(Task prompt):
Show every line of the records below that contains the word "image".

(Data rows):
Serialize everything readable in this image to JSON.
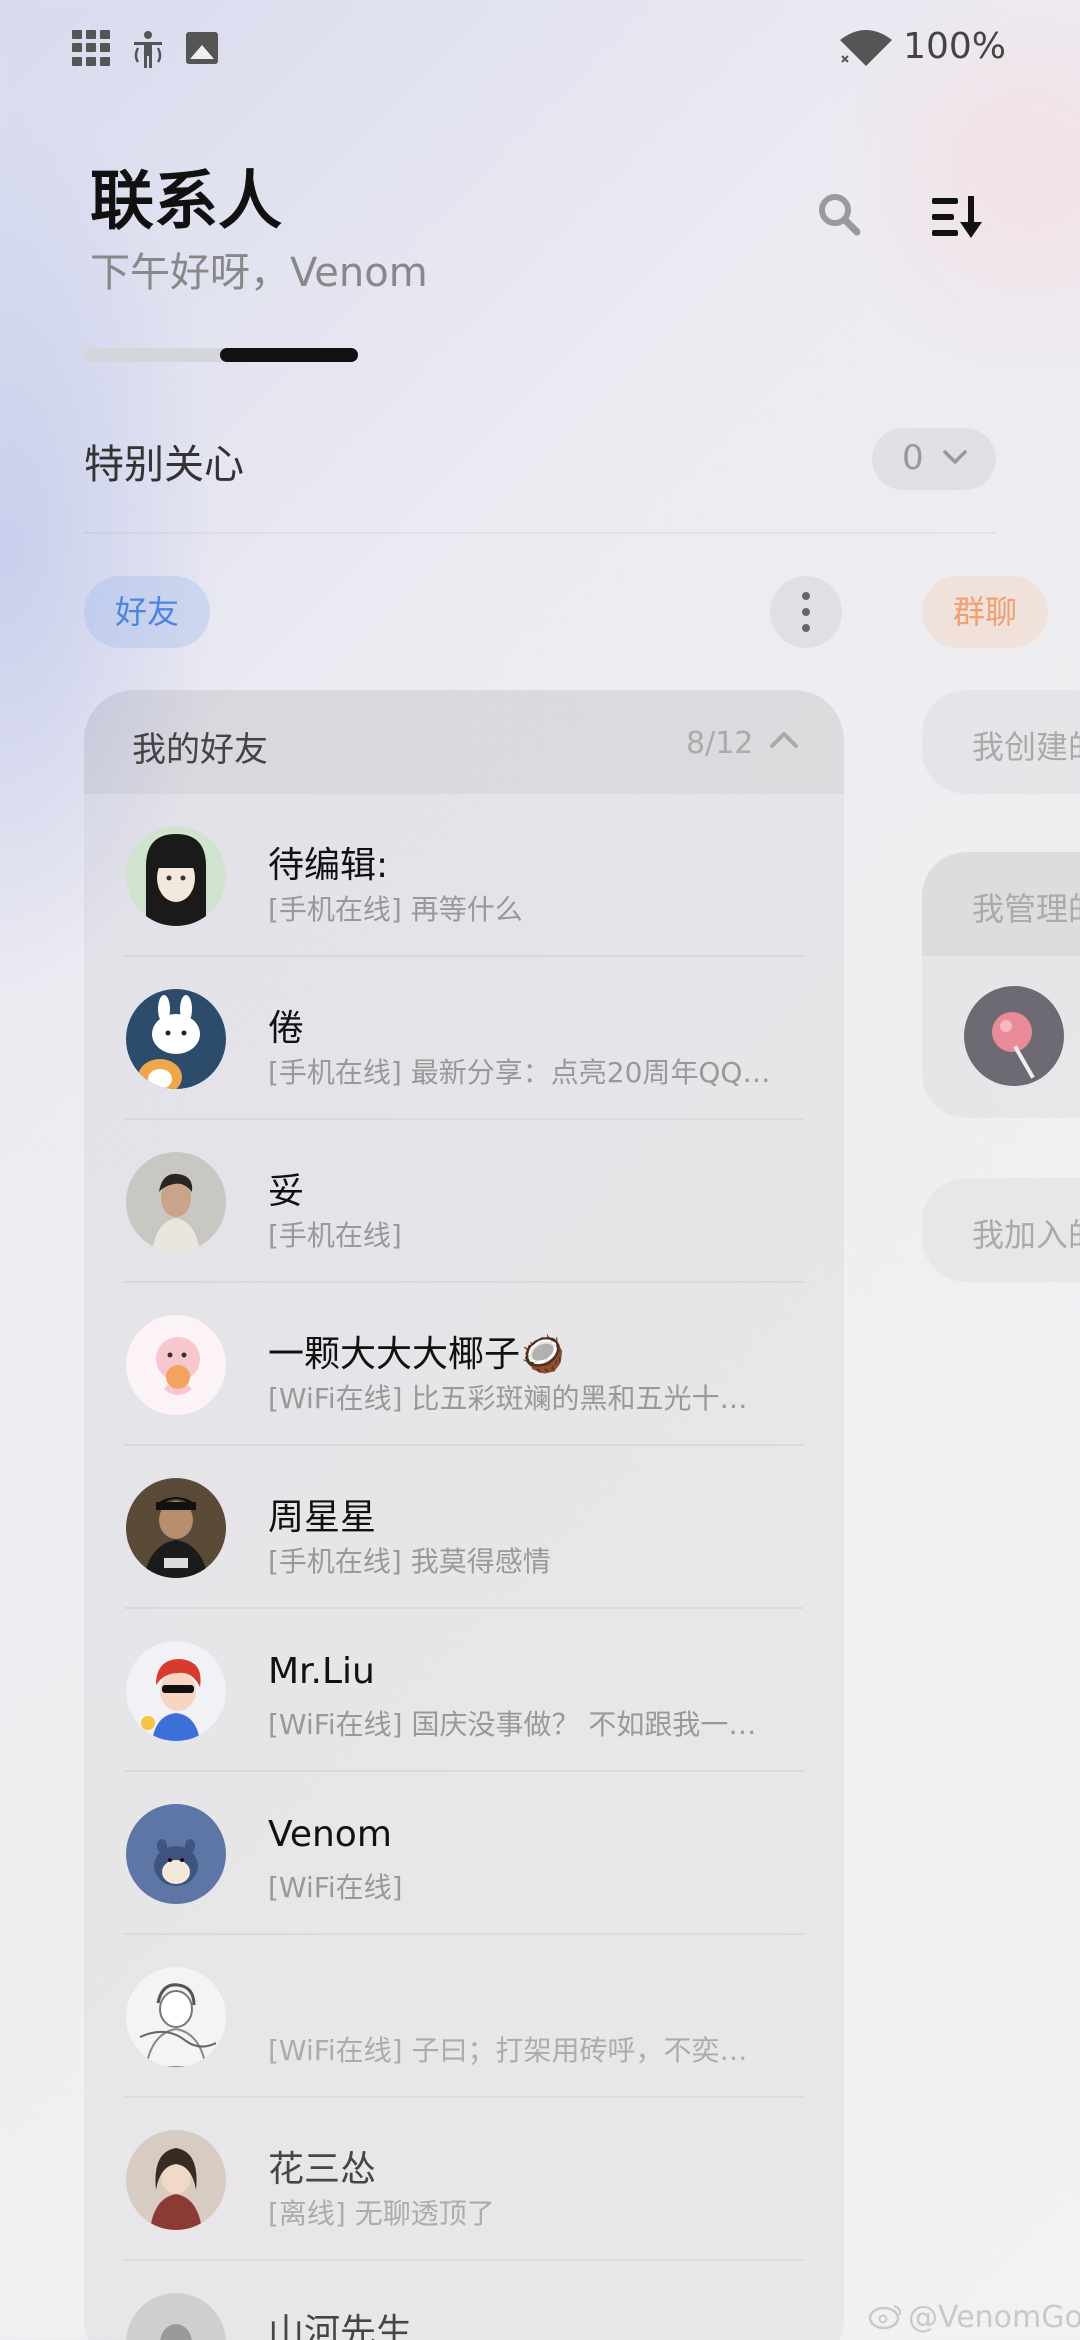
{
  "status_bar": {
    "battery": "100%",
    "icons": [
      "apps-grid-icon",
      "figure-icon",
      "image-icon",
      "wifi-icon"
    ]
  },
  "header": {
    "title": "联系人",
    "greeting": "下午好呀，Venom"
  },
  "special": {
    "label": "特别关心",
    "count": "0"
  },
  "tabs": {
    "friends": "好友",
    "groups": "群聊"
  },
  "friend_group": {
    "title": "我的好友",
    "count": "8/12"
  },
  "friends": [
    {
      "name": "待编辑:",
      "status": "[手机在线] 再等什么"
    },
    {
      "name": "倦",
      "status": "[手机在线] 最新分享：点亮20周年QQ…"
    },
    {
      "name": "妥",
      "status": "[手机在线]"
    },
    {
      "name": "一颗大大大椰子🥥",
      "status": "[WiFi在线] 比五彩斑斓的黑和五光十…"
    },
    {
      "name": "周星星",
      "status": "[手机在线] 我莫得感情"
    },
    {
      "name": "Mr.Liu",
      "status": "[WiFi在线] 国庆没事做？ 不如跟我一…"
    },
    {
      "name": "Venom",
      "status": "[WiFi在线]"
    },
    {
      "name": "",
      "status": "[WiFi在线] 子曰；打架用砖呼，不奕…"
    },
    {
      "name": "花三怂",
      "status": "[离线] 无聊透顶了"
    },
    {
      "name": "山河先生",
      "status": ""
    }
  ],
  "group_sections": {
    "created": "我创建的",
    "managed": "我管理的",
    "joined": "我加入的"
  },
  "watermark": "@VenomGo",
  "colors": {
    "friends_tab": "#4a86e0",
    "groups_tab": "#f0a070",
    "pager_active": "#111111"
  }
}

(Result for this exercise):
Serialize everything readable in this image to JSON.
      "image-icon",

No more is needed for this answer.